═════ Extracted records
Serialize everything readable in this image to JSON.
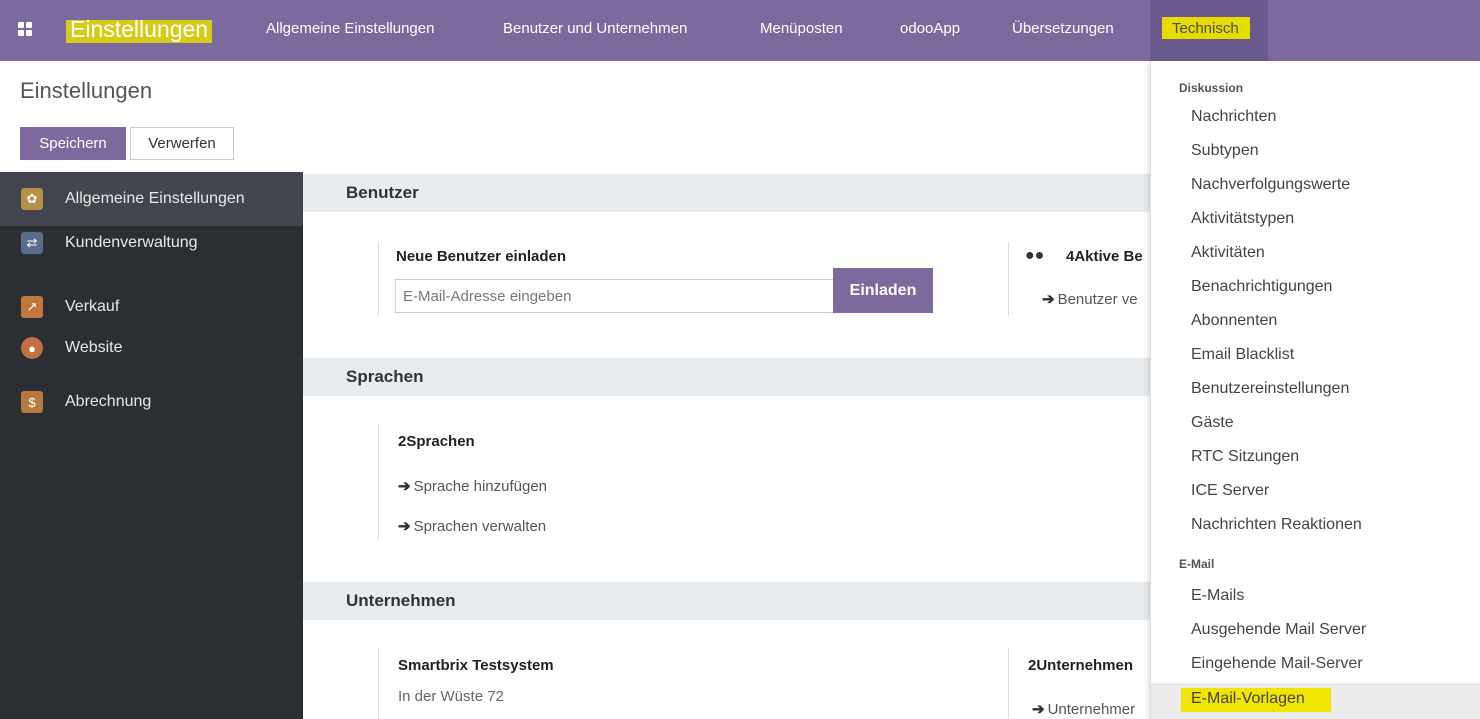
{
  "navbar": {
    "brand": "Einstellungen",
    "items": [
      "Allgemeine Einstellungen",
      "Benutzer und Unternehmen",
      "Menüposten",
      "odooApp",
      "Übersetzungen"
    ],
    "active": "Technisch"
  },
  "control": {
    "title": "Einstellungen",
    "save": "Speichern",
    "discard": "Verwerfen"
  },
  "sidebar": {
    "items": [
      {
        "label": "Allgemeine Einstellungen",
        "icon": "gear-icon",
        "color": "#b4904a"
      },
      {
        "label": "Kundenverwaltung",
        "icon": "handshake-icon",
        "color": "#5b6b8a"
      },
      {
        "label": "Verkauf",
        "icon": "chart-icon",
        "color": "#c1773c"
      },
      {
        "label": "Website",
        "icon": "globe-icon",
        "color": "#c56d40"
      },
      {
        "label": "Abrechnung",
        "icon": "invoice-icon",
        "color": "#b57a42"
      }
    ]
  },
  "users": {
    "title": "Benutzer",
    "invite_label": "Neue Benutzer einladen",
    "email_placeholder": "E-Mail-Adresse eingeben",
    "invite_button": "Einladen",
    "active_users": "4Aktive Be",
    "manage_users": "Benutzer ve"
  },
  "languages": {
    "title": "Sprachen",
    "count": "2Sprachen",
    "add": "Sprache hinzufügen",
    "manage": "Sprachen verwalten"
  },
  "companies": {
    "title": "Unternehmen",
    "name": "Smartbrix Testsystem",
    "address": "In der Wüste 72",
    "count": "2Unternehmen",
    "manage": "Unternehmer"
  },
  "dropdown": {
    "section1": "Diskussion",
    "items1": [
      "Nachrichten",
      "Subtypen",
      "Nachverfolgungswerte",
      "Aktivitätstypen",
      "Aktivitäten",
      "Benachrichtigungen",
      "Abonnenten",
      "Email Blacklist",
      "Benutzereinstellungen",
      "Gäste",
      "RTC Sitzungen",
      "ICE Server",
      "Nachrichten Reaktionen"
    ],
    "section2": "E-Mail",
    "items2": [
      "E-Mails",
      "Ausgehende Mail Server",
      "Eingehende Mail-Server",
      "E-Mail-Vorlagen"
    ]
  }
}
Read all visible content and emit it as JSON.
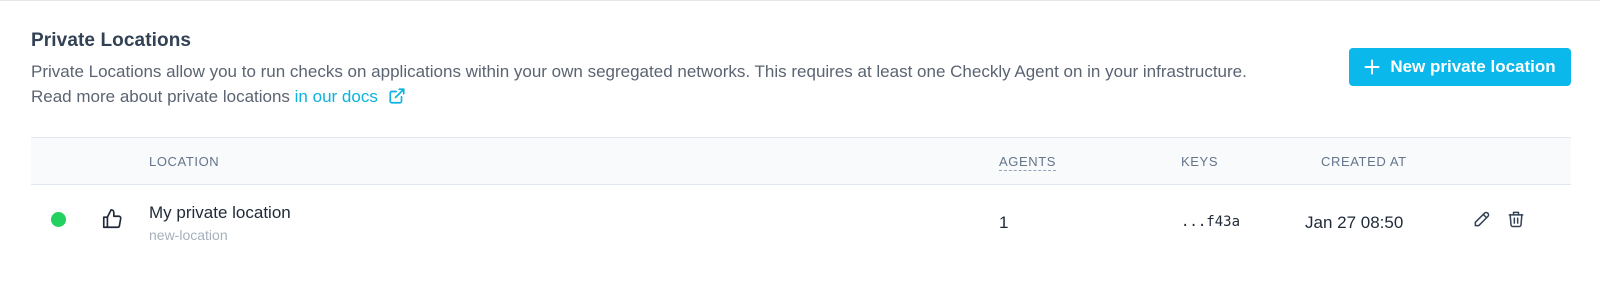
{
  "header": {
    "title": "Private Locations",
    "description_text": "Private Locations allow you to run checks on applications within your own segregated networks. This requires at least one Checkly Agent on in your infrastructure. Read more about private locations ",
    "docs_link_label": "in our docs",
    "new_button_label": "New private location"
  },
  "table": {
    "columns": {
      "location": "LOCATION",
      "agents": "AGENTS",
      "keys": "KEYS",
      "created_at": "CREATED AT"
    },
    "rows": [
      {
        "status": "online",
        "status_color": "#22d160",
        "health_icon": "thumbs-up-icon",
        "name": "My private location",
        "slug": "new-location",
        "agents": "1",
        "keys": "...f43a",
        "created_at": "Jan 27 08:50"
      }
    ]
  },
  "colors": {
    "accent": "#0ab8ec",
    "link": "#0ab3e0"
  }
}
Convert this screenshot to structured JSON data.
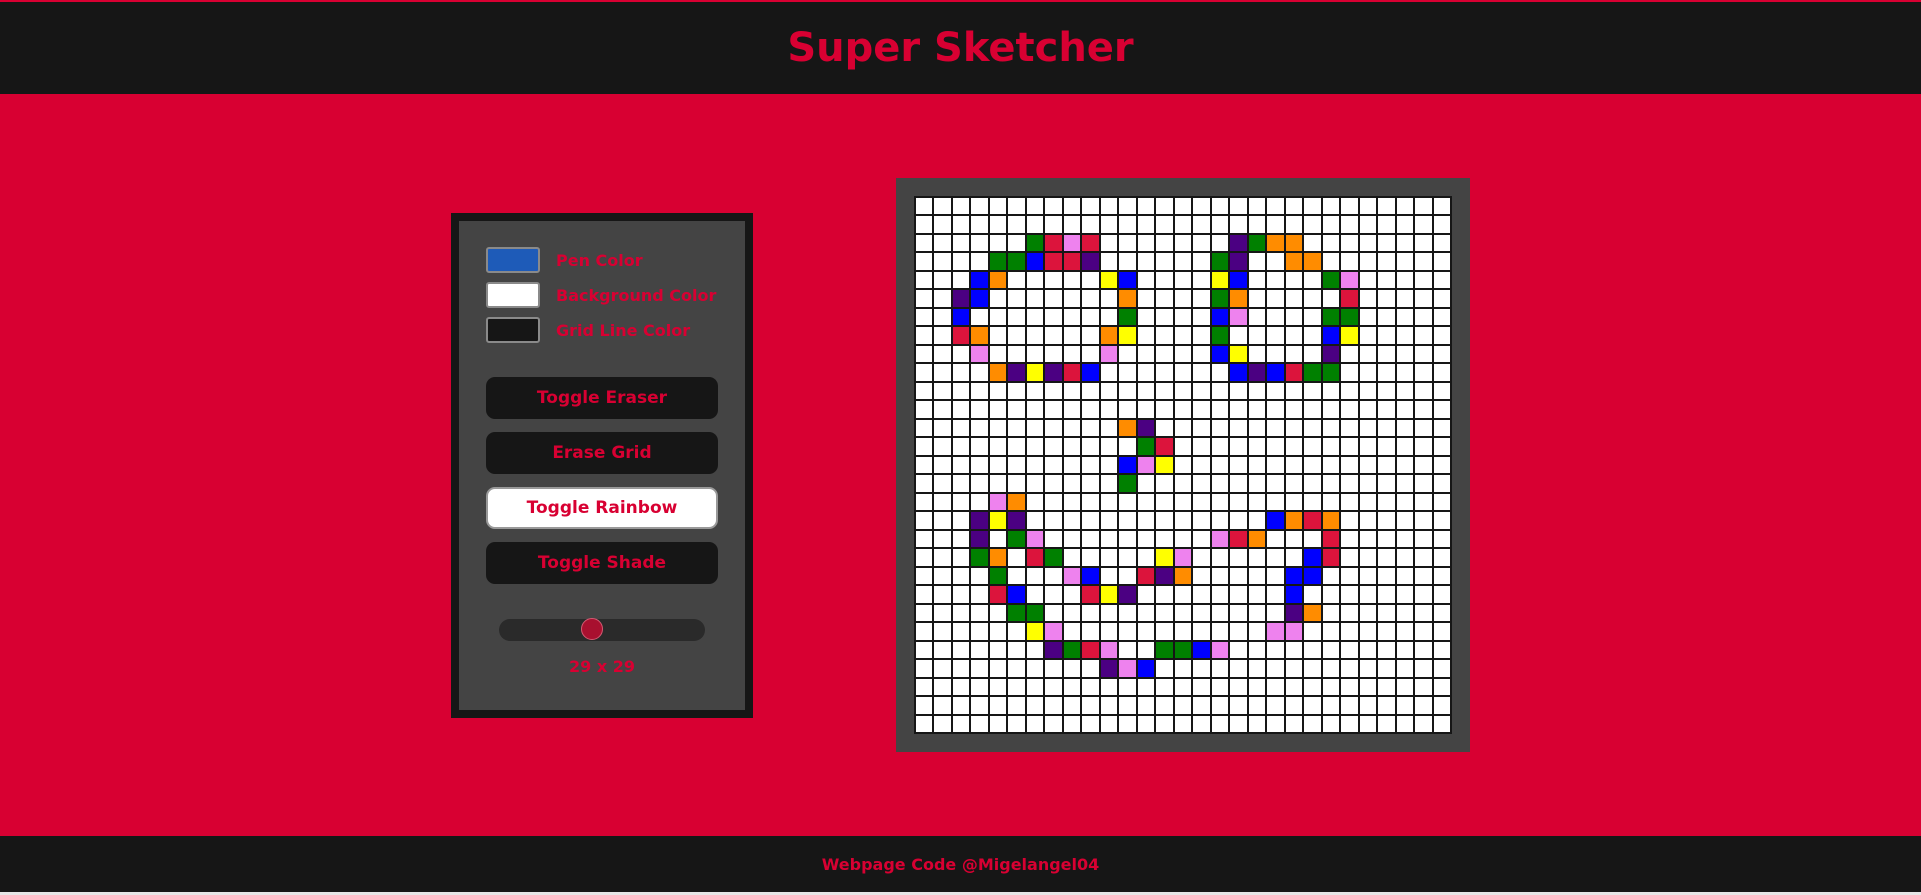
{
  "header": {
    "title": "Super Sketcher"
  },
  "controls": {
    "pen_color": {
      "label": "Pen Color",
      "value": "#1e5bb8"
    },
    "background_color": {
      "label": "Background Color",
      "value": "#ffffff"
    },
    "grid_line_color": {
      "label": "Grid Line Color",
      "value": "#161616"
    },
    "buttons": {
      "toggle_eraser": "Toggle Eraser",
      "erase_grid": "Erase Grid",
      "toggle_rainbow": "Toggle Rainbow",
      "toggle_shade": "Toggle Shade"
    },
    "active_button": "toggle_rainbow",
    "grid_size": {
      "value": 29,
      "min": 1,
      "max": 64,
      "label": "29 x 29"
    }
  },
  "canvas": {
    "cols": 29,
    "rows": 29,
    "background": "#ffffff",
    "grid_line_color": "#161616",
    "palette": {
      "R": "#dc143c",
      "O": "#ff8c00",
      "Y": "#ffff00",
      "G": "#008000",
      "B": "#0000ff",
      "P": "#4b0082",
      "V": "#ee82ee"
    },
    "pixels": [
      ".............................",
      ".............................",
      "......GRVR.......PGOO........",
      "....GGBRRP......GP..OO.......",
      "...BO.....YB....YB....GV.....",
      "..PB.......O....GO.....R.....",
      "..B........G....BV....GG.....",
      "..RO......OY....G.....BY.....",
      "...V......V.....BY....P......",
      "....OPYPRB.......BPBRGG......",
      ".............................",
      ".............................",
      "...........OP................",
      "............GR...............",
      "...........BVY...............",
      "...........G.................",
      "....VO.......................",
      "...PYP.............BORO.......",
      "...P.GV.........VRO...R......",
      "...GO.RG.....YV......BR......",
      "....G...VB..RPO.....BB.......",
      "....RB...RYP........B........",
      ".....GG.............PO.......",
      "......YV...........VV........",
      ".......PGRV..GGBV............",
      "..........PVB................",
      ".............................",
      ".............................",
      "............................."
    ]
  },
  "footer": {
    "text": "Webpage Code @Migelangel04"
  }
}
══════════
- Directions -
State the count of lines that contain the string "icon". Nothing else is needed.

- Expected answer -
6